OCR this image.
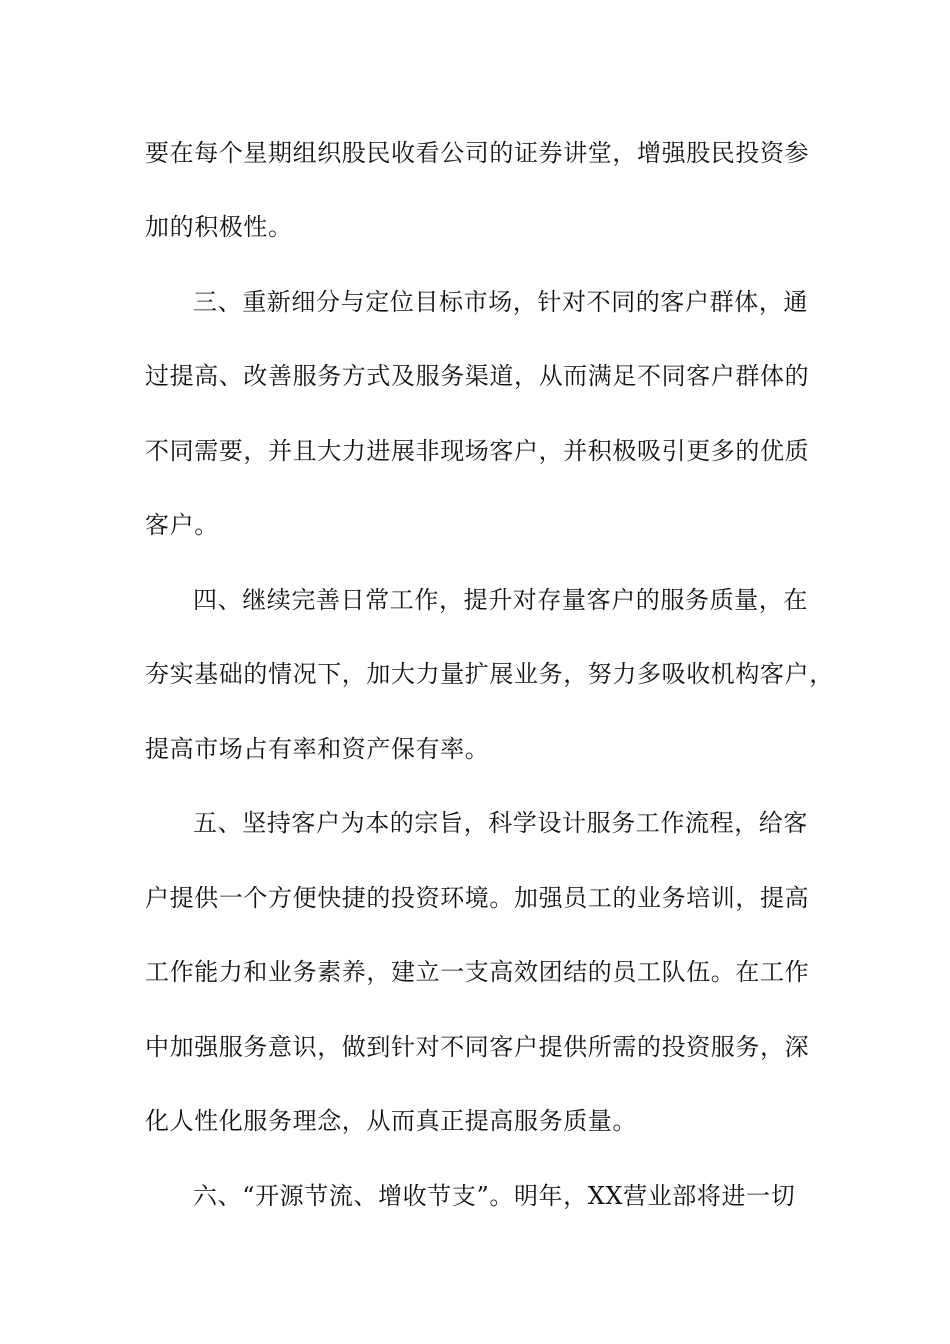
要在每个星期组织股民收看公司的证券讲堂，增强股民投资参
加的积极性。
三、重新细分与定位目标市场，针对不同的客户群体，通
过提高、改善服务方式及服务渠道，从而满足不同客户群体的
不同需要，并且大力进展非现场客户，并积极吸引更多的优质
客户。
四、继续完善日常工作，提升对存量客户的服务质量，在
夯实基础的情况下，加大力量扩展业务，努力多吸收机构客户，
提高市场占有率和资产保有率。
五、坚持客户为本的宗旨，科学设计服务工作流程，给客
户提供一个方便快捷的投资环境。加强员工的业务培训，提高
工作能力和业务素养，建立一支高效团结的员工队伍。在工作
中加强服务意识，做到针对不同客户提供所需的投资服务，深
化人性化服务理念，从而真正提高服务质量。
六、“开源节流、增收节支”。明年，XX营业部将进一切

Task to complete: Extract the text of all the records above verbatim, excluding pictures.

Answer to this task:
OCR this image.
要在每个星期组织股民收看公司的证券讲堂，增强股民投资参
加的积极性。
三、重新细分与定位目标市场，针对不同的客户群体，通
过提高、改善服务方式及服务渠道，从而满足不同客户群体的
不同需要，并且大力进展非现场客户，并积极吸引更多的优质
客户。
四、继续完善日常工作，提升对存量客户的服务质量，在
夯实基础的情况下，加大力量扩展业务，努力多吸收机构客户，
提高市场占有率和资产保有率。
五、坚持客户为本的宗旨，科学设计服务工作流程，给客
户提供一个方便快捷的投资环境。加强员工的业务培训，提高
工作能力和业务素养，建立一支高效团结的员工队伍。在工作
中加强服务意识，做到针对不同客户提供所需的投资服务，深
化人性化服务理念，从而真正提高服务质量。
六、“开源节流、增收节支”。明年，XX营业部将进一切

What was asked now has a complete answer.